EXTRACTED DATA –
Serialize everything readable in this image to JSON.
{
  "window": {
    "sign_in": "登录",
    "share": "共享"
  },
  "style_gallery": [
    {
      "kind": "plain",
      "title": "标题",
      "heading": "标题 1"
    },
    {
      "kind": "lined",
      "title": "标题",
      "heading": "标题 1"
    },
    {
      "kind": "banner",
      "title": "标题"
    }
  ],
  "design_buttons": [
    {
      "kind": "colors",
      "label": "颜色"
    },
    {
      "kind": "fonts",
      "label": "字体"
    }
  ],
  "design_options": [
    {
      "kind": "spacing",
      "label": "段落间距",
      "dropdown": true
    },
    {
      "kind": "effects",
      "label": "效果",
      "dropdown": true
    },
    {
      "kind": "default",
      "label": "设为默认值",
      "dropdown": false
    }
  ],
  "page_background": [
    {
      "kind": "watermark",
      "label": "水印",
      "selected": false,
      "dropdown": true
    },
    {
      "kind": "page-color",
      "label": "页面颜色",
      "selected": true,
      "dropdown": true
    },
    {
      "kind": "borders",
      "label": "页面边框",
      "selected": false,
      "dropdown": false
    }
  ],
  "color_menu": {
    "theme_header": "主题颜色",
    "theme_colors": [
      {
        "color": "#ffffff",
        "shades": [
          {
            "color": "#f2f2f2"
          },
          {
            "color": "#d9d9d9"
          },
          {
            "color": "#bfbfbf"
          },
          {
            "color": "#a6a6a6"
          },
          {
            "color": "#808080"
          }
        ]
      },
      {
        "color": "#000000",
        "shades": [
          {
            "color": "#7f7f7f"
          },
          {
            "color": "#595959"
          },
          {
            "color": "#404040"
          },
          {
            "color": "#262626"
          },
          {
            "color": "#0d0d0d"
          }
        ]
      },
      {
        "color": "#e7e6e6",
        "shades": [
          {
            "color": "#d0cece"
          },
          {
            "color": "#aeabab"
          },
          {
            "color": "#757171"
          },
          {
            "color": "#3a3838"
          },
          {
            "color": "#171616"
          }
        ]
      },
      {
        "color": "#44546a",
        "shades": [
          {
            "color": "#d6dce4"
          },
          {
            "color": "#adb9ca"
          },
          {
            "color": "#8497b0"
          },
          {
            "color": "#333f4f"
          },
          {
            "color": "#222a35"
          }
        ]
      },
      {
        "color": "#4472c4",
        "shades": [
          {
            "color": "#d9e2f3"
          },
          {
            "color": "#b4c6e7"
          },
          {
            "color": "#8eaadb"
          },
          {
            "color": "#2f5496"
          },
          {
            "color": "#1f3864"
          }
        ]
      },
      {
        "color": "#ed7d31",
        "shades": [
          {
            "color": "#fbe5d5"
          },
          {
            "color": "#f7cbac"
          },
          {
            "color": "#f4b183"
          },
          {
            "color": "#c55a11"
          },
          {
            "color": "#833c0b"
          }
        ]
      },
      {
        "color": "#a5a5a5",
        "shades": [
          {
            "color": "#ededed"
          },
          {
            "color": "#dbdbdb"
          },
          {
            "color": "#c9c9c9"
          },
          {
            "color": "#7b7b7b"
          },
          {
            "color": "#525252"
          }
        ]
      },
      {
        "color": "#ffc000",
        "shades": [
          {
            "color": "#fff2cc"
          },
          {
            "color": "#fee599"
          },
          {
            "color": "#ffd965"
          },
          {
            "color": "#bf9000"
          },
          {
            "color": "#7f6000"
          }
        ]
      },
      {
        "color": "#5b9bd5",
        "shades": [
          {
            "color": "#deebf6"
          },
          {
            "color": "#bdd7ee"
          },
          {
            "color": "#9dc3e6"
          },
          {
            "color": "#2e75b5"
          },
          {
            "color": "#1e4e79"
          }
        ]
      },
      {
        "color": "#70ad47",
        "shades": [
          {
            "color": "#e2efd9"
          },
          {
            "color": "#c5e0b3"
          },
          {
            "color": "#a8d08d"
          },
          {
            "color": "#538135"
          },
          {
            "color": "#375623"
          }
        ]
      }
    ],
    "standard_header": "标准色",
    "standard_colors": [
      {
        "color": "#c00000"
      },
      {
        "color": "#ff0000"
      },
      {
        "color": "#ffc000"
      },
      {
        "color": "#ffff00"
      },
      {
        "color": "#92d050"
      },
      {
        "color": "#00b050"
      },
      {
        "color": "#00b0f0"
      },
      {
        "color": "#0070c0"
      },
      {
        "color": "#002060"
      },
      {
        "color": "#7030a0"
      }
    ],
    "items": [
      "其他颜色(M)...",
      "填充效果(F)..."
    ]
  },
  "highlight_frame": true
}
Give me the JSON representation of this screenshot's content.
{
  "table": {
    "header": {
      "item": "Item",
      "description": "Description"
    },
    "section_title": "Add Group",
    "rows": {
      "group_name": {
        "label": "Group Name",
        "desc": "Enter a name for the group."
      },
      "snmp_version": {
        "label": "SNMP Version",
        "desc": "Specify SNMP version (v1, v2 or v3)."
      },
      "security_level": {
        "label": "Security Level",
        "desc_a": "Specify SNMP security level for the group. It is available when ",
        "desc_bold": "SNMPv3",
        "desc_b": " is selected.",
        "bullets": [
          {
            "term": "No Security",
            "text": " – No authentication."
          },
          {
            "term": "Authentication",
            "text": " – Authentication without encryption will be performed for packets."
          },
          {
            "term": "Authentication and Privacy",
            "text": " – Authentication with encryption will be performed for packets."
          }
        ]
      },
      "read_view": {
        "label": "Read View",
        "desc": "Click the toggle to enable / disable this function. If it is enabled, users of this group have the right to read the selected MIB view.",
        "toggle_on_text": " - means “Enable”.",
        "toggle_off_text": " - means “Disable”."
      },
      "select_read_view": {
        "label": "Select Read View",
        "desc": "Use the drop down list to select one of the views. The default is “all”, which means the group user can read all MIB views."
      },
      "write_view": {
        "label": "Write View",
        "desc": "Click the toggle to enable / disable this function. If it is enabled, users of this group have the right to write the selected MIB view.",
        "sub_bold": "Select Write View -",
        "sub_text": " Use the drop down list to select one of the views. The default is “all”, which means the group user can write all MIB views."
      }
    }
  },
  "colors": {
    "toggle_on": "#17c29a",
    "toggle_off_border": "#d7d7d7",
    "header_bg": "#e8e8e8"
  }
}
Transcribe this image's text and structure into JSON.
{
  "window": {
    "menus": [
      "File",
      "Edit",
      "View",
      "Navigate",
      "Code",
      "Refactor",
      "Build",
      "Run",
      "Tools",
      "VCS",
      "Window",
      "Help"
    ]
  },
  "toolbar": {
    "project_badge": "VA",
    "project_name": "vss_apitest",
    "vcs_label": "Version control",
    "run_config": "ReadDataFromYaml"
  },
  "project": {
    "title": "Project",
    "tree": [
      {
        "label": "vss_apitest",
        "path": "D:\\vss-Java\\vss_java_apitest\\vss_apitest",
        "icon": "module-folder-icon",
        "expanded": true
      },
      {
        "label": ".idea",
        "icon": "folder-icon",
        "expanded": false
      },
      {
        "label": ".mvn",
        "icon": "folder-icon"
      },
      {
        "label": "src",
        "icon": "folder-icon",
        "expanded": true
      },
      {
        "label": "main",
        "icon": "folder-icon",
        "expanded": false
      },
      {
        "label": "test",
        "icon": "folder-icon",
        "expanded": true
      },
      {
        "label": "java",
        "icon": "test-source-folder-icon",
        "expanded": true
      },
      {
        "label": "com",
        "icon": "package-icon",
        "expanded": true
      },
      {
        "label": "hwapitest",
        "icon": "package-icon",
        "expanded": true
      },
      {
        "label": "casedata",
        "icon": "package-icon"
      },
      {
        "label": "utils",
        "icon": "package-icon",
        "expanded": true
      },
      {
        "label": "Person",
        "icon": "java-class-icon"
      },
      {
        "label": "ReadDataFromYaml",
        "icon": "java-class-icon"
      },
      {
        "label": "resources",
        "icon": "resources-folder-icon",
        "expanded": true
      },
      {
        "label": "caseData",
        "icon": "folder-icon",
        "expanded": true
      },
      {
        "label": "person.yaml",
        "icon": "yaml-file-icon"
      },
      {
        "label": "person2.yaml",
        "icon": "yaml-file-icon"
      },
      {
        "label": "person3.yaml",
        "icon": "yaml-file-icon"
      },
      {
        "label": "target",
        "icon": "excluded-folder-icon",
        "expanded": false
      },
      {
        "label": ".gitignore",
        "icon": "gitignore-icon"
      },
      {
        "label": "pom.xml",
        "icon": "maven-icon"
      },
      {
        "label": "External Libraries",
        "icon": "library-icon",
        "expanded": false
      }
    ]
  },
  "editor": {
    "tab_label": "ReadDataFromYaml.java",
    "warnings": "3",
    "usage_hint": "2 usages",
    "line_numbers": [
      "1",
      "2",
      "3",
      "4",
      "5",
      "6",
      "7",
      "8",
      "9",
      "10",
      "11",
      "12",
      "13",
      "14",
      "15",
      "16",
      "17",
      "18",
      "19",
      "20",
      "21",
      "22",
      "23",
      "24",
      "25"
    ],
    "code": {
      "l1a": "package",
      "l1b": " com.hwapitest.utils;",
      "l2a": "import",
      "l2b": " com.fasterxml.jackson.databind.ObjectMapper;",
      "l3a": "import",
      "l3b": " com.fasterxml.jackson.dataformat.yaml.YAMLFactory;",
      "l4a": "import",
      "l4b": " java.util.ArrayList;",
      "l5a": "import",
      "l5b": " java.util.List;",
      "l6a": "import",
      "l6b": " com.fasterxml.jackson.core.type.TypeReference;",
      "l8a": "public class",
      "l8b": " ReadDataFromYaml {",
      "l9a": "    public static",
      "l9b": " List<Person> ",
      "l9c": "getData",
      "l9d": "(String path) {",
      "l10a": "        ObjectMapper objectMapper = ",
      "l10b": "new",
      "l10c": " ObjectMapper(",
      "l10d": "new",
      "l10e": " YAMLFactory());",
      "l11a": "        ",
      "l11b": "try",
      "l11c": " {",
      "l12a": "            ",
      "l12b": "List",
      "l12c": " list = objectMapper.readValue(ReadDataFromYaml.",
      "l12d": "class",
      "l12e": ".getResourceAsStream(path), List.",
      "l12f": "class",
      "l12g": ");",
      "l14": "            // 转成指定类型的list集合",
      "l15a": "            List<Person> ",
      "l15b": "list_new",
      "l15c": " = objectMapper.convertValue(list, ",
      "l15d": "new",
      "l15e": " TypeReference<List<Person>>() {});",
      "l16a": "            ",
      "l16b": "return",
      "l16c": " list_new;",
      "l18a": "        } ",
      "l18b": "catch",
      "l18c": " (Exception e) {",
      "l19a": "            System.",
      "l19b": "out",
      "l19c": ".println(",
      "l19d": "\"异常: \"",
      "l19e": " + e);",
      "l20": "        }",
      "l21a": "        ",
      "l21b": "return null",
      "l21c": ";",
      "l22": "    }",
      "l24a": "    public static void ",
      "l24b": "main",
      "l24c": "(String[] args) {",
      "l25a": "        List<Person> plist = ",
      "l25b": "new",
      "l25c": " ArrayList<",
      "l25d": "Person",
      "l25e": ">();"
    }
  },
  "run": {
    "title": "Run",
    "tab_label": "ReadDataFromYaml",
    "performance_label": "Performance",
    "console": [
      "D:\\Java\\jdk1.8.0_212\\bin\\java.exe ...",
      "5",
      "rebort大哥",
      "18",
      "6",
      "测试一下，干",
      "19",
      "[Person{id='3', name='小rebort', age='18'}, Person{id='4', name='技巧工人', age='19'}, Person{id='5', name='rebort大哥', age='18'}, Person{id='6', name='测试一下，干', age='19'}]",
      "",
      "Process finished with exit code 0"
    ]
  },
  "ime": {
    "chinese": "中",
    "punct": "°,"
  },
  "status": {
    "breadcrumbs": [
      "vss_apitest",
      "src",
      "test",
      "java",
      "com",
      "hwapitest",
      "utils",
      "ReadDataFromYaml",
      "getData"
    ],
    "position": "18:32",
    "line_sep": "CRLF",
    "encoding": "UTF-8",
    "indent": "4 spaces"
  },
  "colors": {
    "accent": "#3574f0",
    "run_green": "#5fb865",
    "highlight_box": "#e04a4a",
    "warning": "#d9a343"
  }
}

THE TASK –
Copy the lines from the entries above in which the word "enabled" appears.

OUTPUT FOR THIS TASK –
        "desc": "Click the toggle to enable / disable this function. If it is enabled, users of this group have the right to read the selected MIB view.",
        "desc": "Click the toggle to enable / disable this function. If it is enabled, users of this group have the right to write the selected MIB view.",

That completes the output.